> [Instruction]: Locate every line in the records below that contains the word "math", and copy each one.

Dataset rows about figures:

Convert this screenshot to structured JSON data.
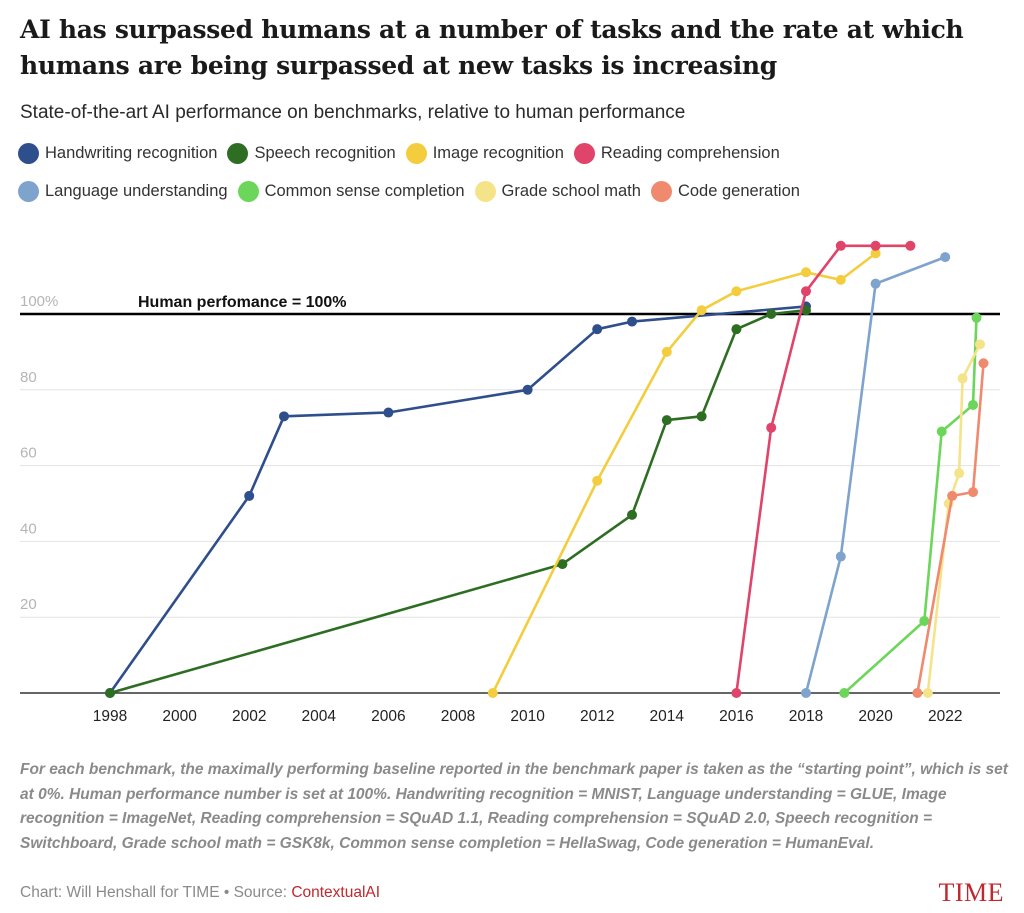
{
  "header": {
    "title": "AI has surpassed humans at a number of tasks and the rate at which humans are being surpassed at new tasks is increasing",
    "subtitle": "State-of-the-art AI performance on benchmarks, relative to human performance"
  },
  "legend": {
    "row1": [
      {
        "label": "Handwriting recognition",
        "color": "#2f4e8c"
      },
      {
        "label": "Speech recognition",
        "color": "#2e6e23"
      },
      {
        "label": "Image recognition",
        "color": "#f4cd3f"
      },
      {
        "label": "Reading comprehension",
        "color": "#e0446a"
      }
    ],
    "row2": [
      {
        "label": "Language understanding",
        "color": "#7ea3cc"
      },
      {
        "label": "Common sense completion",
        "color": "#6cd65a"
      },
      {
        "label": "Grade school math",
        "color": "#f5e38a"
      },
      {
        "label": "Code generation",
        "color": "#ef8a6f"
      }
    ]
  },
  "chart_data": {
    "type": "line",
    "title": "AI has surpassed humans at a number of tasks and the rate at which humans are being surpassed at new tasks is increasing",
    "subtitle": "State-of-the-art AI performance on benchmarks, relative to human performance",
    "xlabel": "",
    "ylabel": "",
    "xlim": [
      1995.5,
      2023.5
    ],
    "ylim": [
      0,
      120
    ],
    "x_ticks": [
      1998,
      2000,
      2002,
      2004,
      2006,
      2008,
      2010,
      2012,
      2014,
      2016,
      2018,
      2020,
      2022
    ],
    "y_ticks": [
      20,
      40,
      60,
      80,
      100
    ],
    "y_tick_labels": [
      "20",
      "40",
      "60",
      "80",
      "100%"
    ],
    "grid": true,
    "legend_position": "top",
    "reference_line": {
      "y": 100,
      "label": "Human perfomance = 100%"
    },
    "series": [
      {
        "name": "Handwriting recognition",
        "color": "#2f4e8c",
        "points": [
          [
            1998,
            0
          ],
          [
            2002,
            52
          ],
          [
            2003,
            73
          ],
          [
            2006,
            74
          ],
          [
            2010,
            80
          ],
          [
            2012,
            96
          ],
          [
            2013,
            98
          ],
          [
            2018,
            102
          ]
        ]
      },
      {
        "name": "Speech recognition",
        "color": "#2e6e23",
        "points": [
          [
            1998,
            0
          ],
          [
            2011,
            34
          ],
          [
            2013,
            47
          ],
          [
            2014,
            72
          ],
          [
            2015,
            73
          ],
          [
            2016,
            96
          ],
          [
            2017,
            100
          ],
          [
            2018,
            101
          ]
        ]
      },
      {
        "name": "Image recognition",
        "color": "#f4cd3f",
        "points": [
          [
            2009,
            0
          ],
          [
            2012,
            56
          ],
          [
            2014,
            90
          ],
          [
            2015,
            101
          ],
          [
            2016,
            106
          ],
          [
            2018,
            111
          ],
          [
            2019,
            109
          ],
          [
            2020,
            116
          ]
        ]
      },
      {
        "name": "Reading comprehension",
        "color": "#e0446a",
        "points": [
          [
            2016,
            0
          ],
          [
            2017,
            70
          ],
          [
            2018,
            106
          ],
          [
            2019,
            118
          ],
          [
            2020,
            118
          ],
          [
            2021,
            118
          ]
        ]
      },
      {
        "name": "Language understanding",
        "color": "#7ea3cc",
        "points": [
          [
            2018,
            0
          ],
          [
            2019,
            36
          ],
          [
            2020,
            108
          ],
          [
            2022,
            115
          ]
        ]
      },
      {
        "name": "Common sense completion",
        "color": "#6cd65a",
        "points": [
          [
            2019.1,
            0
          ],
          [
            2021.4,
            19
          ],
          [
            2021.9,
            69
          ],
          [
            2022.8,
            76
          ],
          [
            2022.9,
            99
          ]
        ]
      },
      {
        "name": "Grade school math",
        "color": "#f5e38a",
        "points": [
          [
            2021.5,
            0
          ],
          [
            2022.1,
            50
          ],
          [
            2022.4,
            58
          ],
          [
            2022.5,
            83
          ],
          [
            2023,
            92
          ]
        ]
      },
      {
        "name": "Code generation",
        "color": "#ef8a6f",
        "points": [
          [
            2021.2,
            0
          ],
          [
            2022.2,
            52
          ],
          [
            2022.8,
            53
          ],
          [
            2023.1,
            87
          ]
        ]
      }
    ]
  },
  "footer": {
    "note": "For each benchmark, the maximally performing baseline reported in the benchmark paper is taken as the “starting point”, which is set at 0%. Human performance number is set at 100%. Handwriting recognition = MNIST, Language understanding = GLUE, Image recognition = ImageNet, Reading comprehension = SQuAD 1.1, Reading comprehension = SQuAD 2.0, Speech recognition = Switchboard, Grade school math = GSK8k, Common sense completion = HellaSwag, Code generation = HumanEval.",
    "credit_prefix": "Chart: Will Henshall for TIME • Source: ",
    "source_link": "ContextualAI",
    "brand": "TIME"
  }
}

> [Result of this exercise]:
        "label": "Grade school math",
        "name": "Grade school math",
    "note": "For each benchmark, the maximally performing baseline reported in the benchmark paper is taken as the “starting point”, which is set at 0%. Human performance number is set at 100%. Handwriting recognition = MNIST, Language understanding = GLUE, Image recognition = ImageNet, Reading comprehension = SQuAD 1.1, Reading comprehension = SQuAD 2.0, Speech recognition = Switchboard, Grade school math = GSK8k, Common sense completion = HellaSwag, Code generation = HumanEval.",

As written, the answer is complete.